## GIVEN INSTRUCTION
Each line that holds the word "favorable" is to be identified and copied.

## Dataset entries
━━━━
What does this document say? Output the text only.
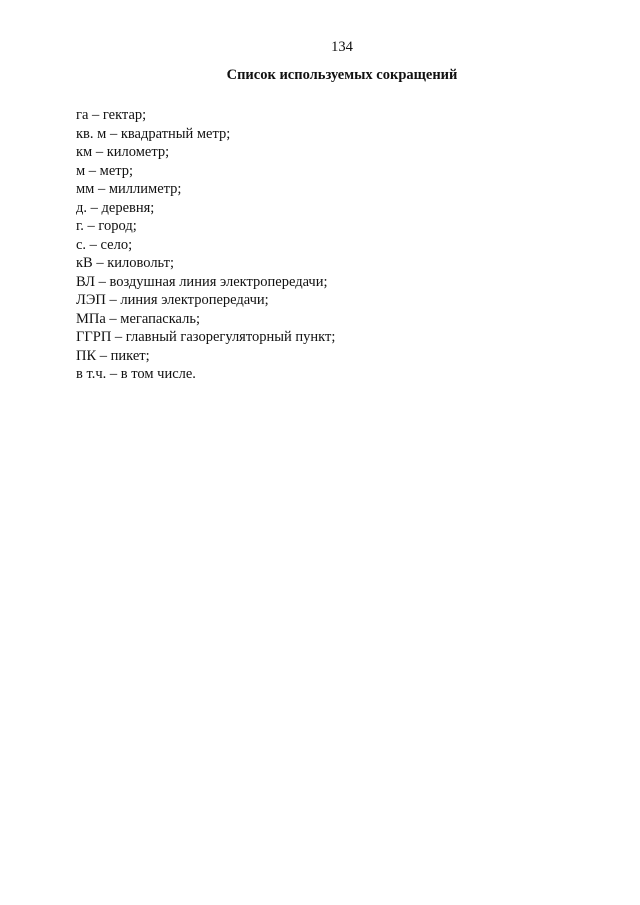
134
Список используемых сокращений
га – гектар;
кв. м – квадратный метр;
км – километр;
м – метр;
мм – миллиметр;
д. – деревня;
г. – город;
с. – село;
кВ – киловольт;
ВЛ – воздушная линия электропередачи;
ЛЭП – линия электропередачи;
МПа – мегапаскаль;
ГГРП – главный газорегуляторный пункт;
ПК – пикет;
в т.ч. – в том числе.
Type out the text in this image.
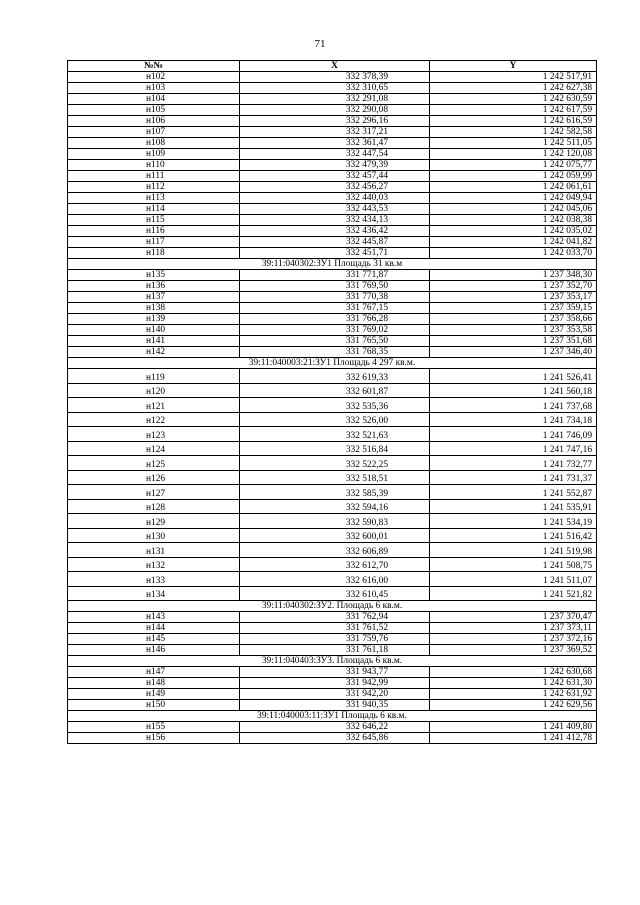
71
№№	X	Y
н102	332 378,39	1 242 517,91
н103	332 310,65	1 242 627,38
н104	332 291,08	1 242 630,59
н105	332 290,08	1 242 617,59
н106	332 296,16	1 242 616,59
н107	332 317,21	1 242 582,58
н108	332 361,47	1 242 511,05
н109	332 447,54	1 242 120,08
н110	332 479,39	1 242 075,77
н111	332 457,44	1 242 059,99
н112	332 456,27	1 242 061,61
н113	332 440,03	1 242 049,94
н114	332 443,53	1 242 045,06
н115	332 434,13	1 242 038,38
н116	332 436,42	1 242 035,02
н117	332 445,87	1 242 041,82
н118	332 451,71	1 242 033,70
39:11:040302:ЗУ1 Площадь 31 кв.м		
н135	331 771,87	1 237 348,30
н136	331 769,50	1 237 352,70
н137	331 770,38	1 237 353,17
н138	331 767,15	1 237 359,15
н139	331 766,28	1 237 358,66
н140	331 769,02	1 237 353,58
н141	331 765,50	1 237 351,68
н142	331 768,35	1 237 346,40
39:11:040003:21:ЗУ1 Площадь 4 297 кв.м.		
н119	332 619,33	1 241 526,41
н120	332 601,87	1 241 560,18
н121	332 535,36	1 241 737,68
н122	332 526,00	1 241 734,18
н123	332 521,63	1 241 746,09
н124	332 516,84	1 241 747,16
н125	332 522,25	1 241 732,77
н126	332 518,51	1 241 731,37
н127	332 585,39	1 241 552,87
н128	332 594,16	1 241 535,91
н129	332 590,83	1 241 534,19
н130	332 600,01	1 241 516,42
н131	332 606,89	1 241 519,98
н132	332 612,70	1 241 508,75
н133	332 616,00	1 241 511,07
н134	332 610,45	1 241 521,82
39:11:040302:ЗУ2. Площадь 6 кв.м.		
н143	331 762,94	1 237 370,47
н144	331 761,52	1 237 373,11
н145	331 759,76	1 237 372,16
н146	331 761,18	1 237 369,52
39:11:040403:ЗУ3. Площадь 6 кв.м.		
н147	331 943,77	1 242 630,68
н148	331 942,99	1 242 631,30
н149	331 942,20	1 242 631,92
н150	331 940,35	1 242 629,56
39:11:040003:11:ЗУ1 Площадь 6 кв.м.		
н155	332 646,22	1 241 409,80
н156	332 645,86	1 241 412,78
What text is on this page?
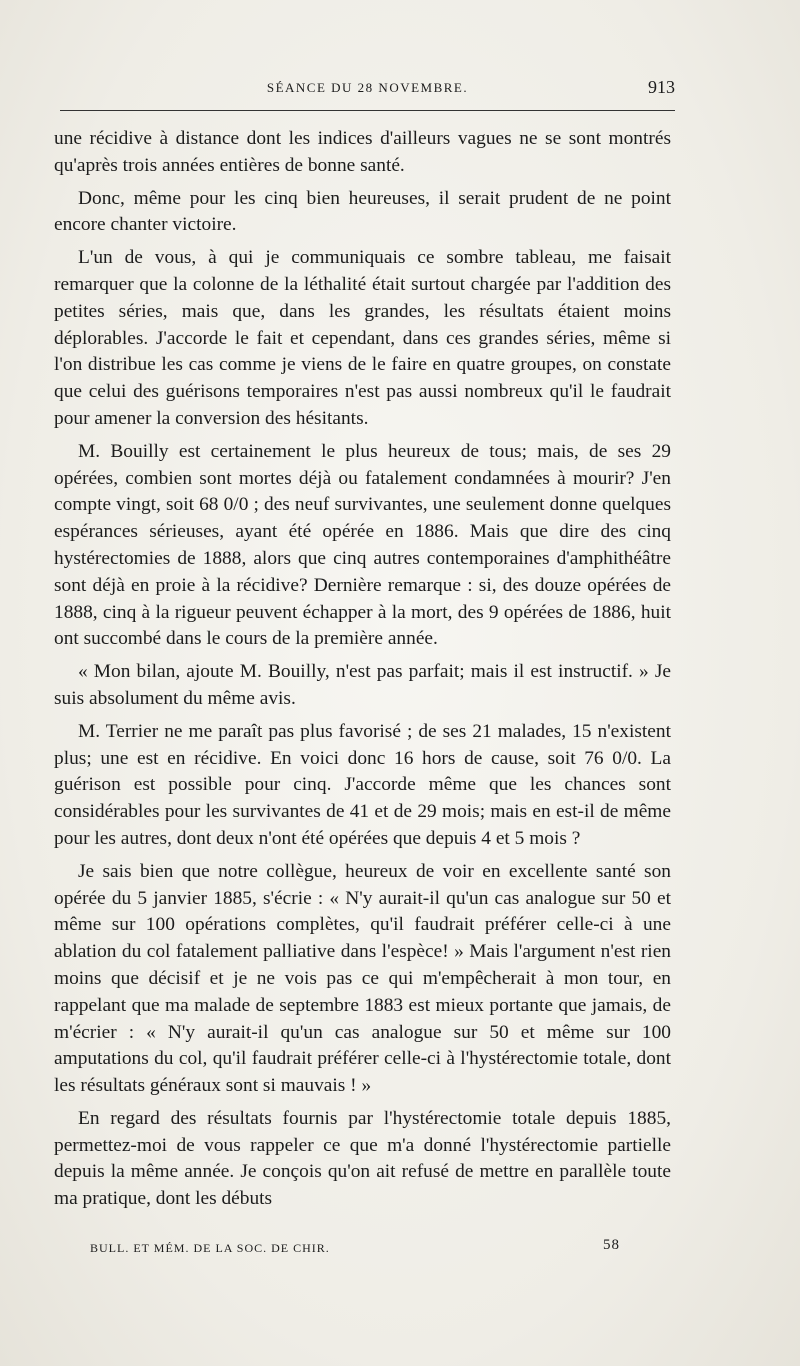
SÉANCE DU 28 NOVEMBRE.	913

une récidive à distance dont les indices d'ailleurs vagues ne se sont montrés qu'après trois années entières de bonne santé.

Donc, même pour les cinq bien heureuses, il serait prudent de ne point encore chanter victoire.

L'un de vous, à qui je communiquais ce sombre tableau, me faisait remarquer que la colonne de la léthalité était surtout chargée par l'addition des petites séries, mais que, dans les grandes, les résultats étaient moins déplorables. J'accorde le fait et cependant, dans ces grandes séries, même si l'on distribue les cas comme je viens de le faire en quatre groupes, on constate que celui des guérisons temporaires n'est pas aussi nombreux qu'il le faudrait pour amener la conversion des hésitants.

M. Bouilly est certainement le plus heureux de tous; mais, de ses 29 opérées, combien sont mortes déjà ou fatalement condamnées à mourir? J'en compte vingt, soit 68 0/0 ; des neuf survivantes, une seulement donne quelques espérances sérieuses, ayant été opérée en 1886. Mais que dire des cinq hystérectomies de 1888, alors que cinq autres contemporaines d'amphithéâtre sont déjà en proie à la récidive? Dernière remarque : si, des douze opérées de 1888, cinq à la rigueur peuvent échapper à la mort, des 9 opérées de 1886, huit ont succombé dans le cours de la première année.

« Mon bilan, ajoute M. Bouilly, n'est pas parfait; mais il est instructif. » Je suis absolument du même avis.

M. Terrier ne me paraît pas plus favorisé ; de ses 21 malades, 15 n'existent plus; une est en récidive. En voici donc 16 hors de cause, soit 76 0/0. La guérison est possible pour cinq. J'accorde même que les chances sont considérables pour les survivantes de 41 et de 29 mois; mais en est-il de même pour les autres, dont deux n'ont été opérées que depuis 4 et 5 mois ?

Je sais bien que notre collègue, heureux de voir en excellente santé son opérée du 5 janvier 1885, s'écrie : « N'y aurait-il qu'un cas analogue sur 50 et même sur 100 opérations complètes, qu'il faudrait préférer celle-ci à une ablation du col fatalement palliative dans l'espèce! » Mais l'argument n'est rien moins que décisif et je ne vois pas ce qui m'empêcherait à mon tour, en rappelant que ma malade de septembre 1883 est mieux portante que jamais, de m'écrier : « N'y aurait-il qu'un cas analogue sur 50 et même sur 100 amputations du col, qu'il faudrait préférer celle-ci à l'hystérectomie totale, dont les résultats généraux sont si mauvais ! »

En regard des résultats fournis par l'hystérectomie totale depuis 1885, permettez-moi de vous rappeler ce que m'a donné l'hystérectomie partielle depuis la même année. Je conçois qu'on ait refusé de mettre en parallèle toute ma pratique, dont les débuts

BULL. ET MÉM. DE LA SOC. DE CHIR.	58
━━━━
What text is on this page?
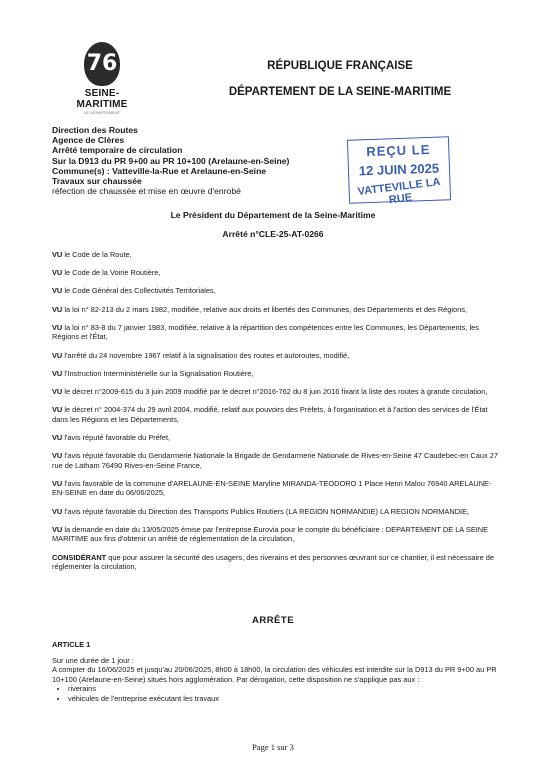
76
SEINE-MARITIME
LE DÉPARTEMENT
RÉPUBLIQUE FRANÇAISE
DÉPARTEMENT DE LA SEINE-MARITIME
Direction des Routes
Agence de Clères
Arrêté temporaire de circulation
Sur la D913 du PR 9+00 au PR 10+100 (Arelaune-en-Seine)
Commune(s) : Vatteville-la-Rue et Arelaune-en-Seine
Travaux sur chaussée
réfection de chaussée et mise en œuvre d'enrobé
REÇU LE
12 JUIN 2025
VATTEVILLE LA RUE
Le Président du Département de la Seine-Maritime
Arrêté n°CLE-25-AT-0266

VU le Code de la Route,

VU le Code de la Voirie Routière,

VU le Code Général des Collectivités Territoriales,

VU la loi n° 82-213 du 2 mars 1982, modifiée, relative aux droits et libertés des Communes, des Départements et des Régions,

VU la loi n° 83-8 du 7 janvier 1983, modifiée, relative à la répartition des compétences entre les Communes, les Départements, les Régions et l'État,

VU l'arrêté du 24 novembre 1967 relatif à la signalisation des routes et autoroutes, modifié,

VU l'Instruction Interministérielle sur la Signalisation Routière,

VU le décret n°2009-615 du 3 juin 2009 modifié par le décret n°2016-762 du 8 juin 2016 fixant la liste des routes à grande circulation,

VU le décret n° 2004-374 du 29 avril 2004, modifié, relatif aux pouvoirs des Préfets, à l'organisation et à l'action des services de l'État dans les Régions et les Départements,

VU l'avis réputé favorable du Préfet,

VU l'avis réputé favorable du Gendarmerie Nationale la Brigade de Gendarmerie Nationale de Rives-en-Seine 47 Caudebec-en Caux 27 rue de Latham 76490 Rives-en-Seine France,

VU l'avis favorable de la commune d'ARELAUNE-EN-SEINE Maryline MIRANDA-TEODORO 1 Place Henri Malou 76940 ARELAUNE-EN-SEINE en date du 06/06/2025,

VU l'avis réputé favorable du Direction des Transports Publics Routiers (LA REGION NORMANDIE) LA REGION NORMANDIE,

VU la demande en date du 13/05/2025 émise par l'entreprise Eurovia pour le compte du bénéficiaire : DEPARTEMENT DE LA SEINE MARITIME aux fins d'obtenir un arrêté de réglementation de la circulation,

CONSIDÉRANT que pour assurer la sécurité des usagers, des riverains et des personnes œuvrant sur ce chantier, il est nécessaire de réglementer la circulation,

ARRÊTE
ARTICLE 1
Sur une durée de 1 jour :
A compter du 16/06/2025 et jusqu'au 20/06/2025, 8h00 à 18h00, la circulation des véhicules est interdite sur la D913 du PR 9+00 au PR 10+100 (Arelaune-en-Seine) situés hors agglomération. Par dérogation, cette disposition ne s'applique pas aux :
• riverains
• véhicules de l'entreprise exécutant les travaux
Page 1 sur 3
━━━━
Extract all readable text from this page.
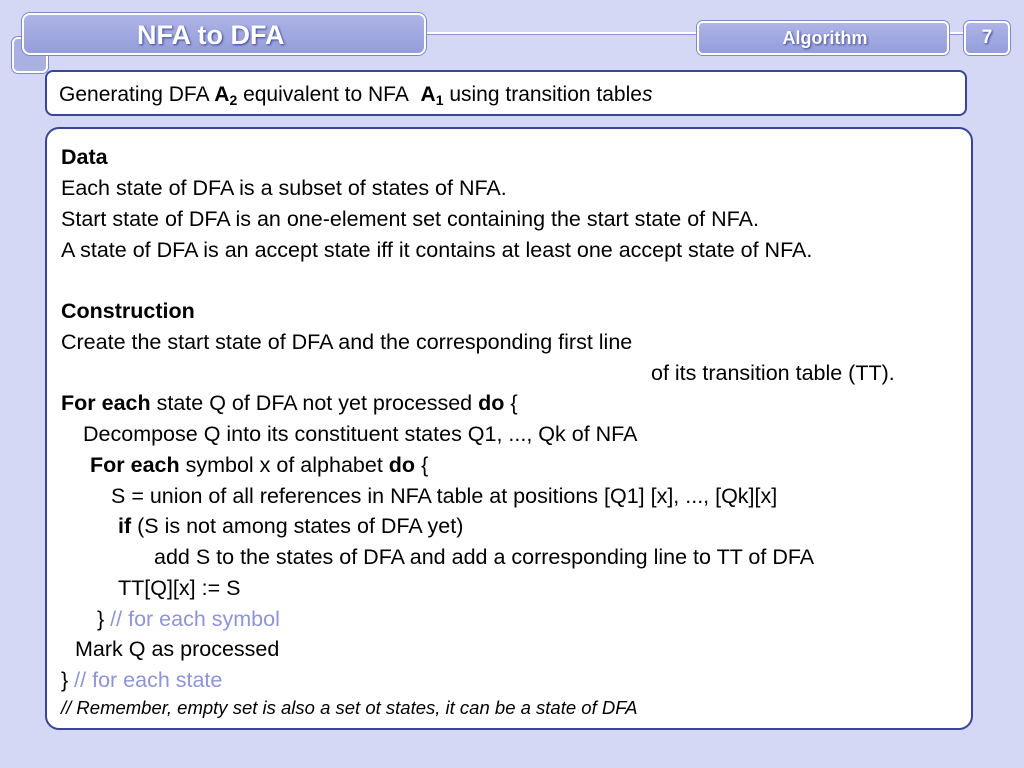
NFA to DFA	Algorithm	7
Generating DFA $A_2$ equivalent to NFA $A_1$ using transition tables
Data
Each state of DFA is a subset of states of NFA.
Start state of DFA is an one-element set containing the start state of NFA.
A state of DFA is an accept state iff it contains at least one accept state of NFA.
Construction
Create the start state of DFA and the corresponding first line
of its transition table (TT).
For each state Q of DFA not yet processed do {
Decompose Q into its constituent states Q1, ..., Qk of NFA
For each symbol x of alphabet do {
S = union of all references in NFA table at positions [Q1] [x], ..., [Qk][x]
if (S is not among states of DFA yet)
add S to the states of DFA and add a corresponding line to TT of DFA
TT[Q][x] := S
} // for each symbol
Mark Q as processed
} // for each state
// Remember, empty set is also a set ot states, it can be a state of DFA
━━━━
## THE COMPLETED TASK
VU l'avis réputé favorable du Préfet,
VU l'avis réputé favorable du Gendarmerie Nationale la Brigade de Gendarmerie Nationale de Rives-en-Seine 47 Caudebec-en Caux 27 rue de Latham 76490 Rives-en-Seine France,
VU l'avis favorable de la commune d'ARELAUNE-EN-SEINE Maryline MIRANDA-TEODORO 1 Place Henri Malou 76940 ARELAUNE-EN-SEINE en date du 06/06/2025,
VU l'avis réputé favorable du Direction des Transports Publics Routiers (LA REGION NORMANDIE) LA REGION NORMANDIE,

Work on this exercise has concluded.